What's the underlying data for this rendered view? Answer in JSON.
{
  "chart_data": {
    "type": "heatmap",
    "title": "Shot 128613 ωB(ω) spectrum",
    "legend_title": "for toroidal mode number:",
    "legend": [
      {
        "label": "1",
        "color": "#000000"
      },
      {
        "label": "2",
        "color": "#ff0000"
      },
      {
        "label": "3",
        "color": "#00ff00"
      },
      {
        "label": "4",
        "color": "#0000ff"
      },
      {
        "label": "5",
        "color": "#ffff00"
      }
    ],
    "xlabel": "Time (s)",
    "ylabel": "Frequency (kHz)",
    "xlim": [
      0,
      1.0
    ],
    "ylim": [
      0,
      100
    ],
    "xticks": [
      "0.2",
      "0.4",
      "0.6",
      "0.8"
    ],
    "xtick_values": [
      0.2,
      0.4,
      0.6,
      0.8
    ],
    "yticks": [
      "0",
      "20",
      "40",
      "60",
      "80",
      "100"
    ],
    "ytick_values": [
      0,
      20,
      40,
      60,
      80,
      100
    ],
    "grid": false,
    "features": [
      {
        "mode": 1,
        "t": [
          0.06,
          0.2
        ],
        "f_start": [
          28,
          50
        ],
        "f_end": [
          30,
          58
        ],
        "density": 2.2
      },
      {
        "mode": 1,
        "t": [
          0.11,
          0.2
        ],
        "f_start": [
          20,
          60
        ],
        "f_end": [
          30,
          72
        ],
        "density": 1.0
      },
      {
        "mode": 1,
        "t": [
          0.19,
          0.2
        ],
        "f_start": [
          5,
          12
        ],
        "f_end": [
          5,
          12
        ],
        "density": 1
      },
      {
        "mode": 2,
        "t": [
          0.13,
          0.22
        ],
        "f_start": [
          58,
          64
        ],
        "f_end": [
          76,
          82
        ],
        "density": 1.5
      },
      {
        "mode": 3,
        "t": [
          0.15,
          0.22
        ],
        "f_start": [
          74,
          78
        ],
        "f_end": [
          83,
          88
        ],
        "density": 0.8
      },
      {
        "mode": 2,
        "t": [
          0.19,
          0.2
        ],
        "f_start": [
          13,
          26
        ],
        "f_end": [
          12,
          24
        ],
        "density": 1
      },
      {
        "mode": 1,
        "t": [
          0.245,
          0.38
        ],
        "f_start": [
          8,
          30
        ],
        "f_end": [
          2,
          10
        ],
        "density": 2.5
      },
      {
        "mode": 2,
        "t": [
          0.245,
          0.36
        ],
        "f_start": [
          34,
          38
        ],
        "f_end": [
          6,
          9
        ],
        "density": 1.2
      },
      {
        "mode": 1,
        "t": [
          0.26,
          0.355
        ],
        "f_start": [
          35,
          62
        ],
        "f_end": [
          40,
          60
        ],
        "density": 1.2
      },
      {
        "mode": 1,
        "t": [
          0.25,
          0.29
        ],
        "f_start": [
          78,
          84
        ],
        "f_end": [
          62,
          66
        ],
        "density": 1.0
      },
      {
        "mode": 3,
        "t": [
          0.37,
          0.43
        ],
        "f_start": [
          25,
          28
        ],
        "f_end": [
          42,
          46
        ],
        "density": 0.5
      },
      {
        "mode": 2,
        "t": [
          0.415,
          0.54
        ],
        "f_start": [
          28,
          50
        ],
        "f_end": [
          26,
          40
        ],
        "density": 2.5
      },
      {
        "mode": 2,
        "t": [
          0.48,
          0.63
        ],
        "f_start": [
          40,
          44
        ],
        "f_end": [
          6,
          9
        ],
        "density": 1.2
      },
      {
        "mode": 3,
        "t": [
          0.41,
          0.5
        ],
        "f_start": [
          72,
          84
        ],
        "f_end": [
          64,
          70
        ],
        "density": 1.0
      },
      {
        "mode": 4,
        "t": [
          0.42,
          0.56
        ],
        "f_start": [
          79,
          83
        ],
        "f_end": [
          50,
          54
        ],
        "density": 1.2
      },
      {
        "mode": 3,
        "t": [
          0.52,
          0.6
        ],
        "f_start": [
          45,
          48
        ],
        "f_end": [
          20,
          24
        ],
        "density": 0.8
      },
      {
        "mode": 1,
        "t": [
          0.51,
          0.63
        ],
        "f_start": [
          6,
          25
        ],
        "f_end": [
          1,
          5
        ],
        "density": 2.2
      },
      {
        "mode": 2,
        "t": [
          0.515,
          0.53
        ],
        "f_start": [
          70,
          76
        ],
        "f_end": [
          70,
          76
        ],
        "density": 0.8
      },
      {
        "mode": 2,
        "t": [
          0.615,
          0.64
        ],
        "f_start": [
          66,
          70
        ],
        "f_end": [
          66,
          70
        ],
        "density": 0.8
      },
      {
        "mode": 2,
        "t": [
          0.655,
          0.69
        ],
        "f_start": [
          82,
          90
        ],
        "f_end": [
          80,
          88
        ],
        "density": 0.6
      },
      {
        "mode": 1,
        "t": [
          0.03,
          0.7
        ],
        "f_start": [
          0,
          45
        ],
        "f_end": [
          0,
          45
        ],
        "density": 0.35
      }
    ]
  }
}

- - -

YOUR TASK: Out of the material above, select every line that holds the string "color".

THE REPLY:
        "color": "#000000"
        "color": "#ff0000"
        "color": "#00ff00"
        "color": "#0000ff"
        "color": "#ffff00"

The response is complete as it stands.